## WORK TO DO
Your task is to reproduce the entries below word for word.

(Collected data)
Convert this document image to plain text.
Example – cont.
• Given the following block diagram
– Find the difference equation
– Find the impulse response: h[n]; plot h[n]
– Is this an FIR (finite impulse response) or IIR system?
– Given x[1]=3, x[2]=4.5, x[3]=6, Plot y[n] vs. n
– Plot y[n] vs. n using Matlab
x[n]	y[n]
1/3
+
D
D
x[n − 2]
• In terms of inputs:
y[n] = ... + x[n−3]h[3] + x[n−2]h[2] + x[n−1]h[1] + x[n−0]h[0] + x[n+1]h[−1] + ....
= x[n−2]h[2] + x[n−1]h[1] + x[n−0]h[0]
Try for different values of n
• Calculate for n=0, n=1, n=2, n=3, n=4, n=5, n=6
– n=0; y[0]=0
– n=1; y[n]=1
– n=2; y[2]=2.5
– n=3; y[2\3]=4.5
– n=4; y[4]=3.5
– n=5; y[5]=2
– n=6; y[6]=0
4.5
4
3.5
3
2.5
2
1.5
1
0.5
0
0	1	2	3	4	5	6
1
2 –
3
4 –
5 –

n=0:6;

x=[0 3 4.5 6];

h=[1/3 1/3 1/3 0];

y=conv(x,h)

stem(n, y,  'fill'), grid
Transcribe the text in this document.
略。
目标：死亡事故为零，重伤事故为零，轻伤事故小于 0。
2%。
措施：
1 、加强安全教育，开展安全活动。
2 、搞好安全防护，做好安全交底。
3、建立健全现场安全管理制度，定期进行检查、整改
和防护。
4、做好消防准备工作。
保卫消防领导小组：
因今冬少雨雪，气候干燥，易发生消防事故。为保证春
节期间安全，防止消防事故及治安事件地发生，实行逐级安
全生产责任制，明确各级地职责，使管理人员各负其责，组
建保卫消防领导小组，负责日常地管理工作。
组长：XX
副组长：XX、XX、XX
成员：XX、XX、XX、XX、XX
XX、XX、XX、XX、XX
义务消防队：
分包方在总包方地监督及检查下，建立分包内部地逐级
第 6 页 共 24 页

## TASK ANSWER
Convert this document image to plain text.
Example – cont.
• Given the following block diagram
– Find the difference equation
– Find the impulse response: h[n]; plot h[n]
– Is this an FIR (finite impulse response) or IIR system?
– Given x[1]=3, x[2]=4.5, x[3]=6, Plot y[n] vs. n
– Plot y[n] vs. n using Matlab
x[n]	y[n]
1/3
+
D
D
x[n − 2]
• In terms of inputs:
y[n] = ... + x[n−3]h[3] + x[n−2]h[2] + x[n−1]h[1] + x[n−0]h[0] + x[n+1]h[−1] + ....
= x[n−2]h[2] + x[n−1]h[1] + x[n−0]h[0]
Try for different values of n
• Calculate for n=0, n=1, n=2, n=3, n=4, n=5, n=6
– n=0; y[0]=0
– n=1; y[n]=1
– n=2; y[2]=2.5
– n=3; y[2\3]=4.5
– n=4; y[4]=3.5
– n=5; y[5]=2
– n=6; y[6]=0
4.5
4
3.5
3
2.5
2
1.5
1
0.5
0
0	1	2	3	4	5	6
1
2 –
3
4 –
5 –

n=0:6;

x=[0 3 4.5 6];

h=[1/3 1/3 1/3 0];

y=conv(x,h)

stem(n, y,  'fill'), grid
Transcribe the text in this document.
略。
目标：死亡事故为零，重伤事故为零，轻伤事故小于 0。
2%。
措施：
1 、加强安全教育，开展安全活动。
2 、搞好安全防护，做好安全交底。
3、建立健全现场安全管理制度，定期进行检查、整改
和防护。
4、做好消防准备工作。
保卫消防领导小组：
因今冬少雨雪，气候干燥，易发生消防事故。为保证春
节期间安全，防止消防事故及治安事件地发生，实行逐级安
全生产责任制，明确各级地职责，使管理人员各负其责，组
建保卫消防领导小组，负责日常地管理工作。
组长：XX
副组长：XX、XX、XX
成员：XX、XX、XX、XX、XX
XX、XX、XX、XX、XX
义务消防队：
分包方在总包方地监督及检查下，建立分包内部地逐级
第 6 页 共 24 页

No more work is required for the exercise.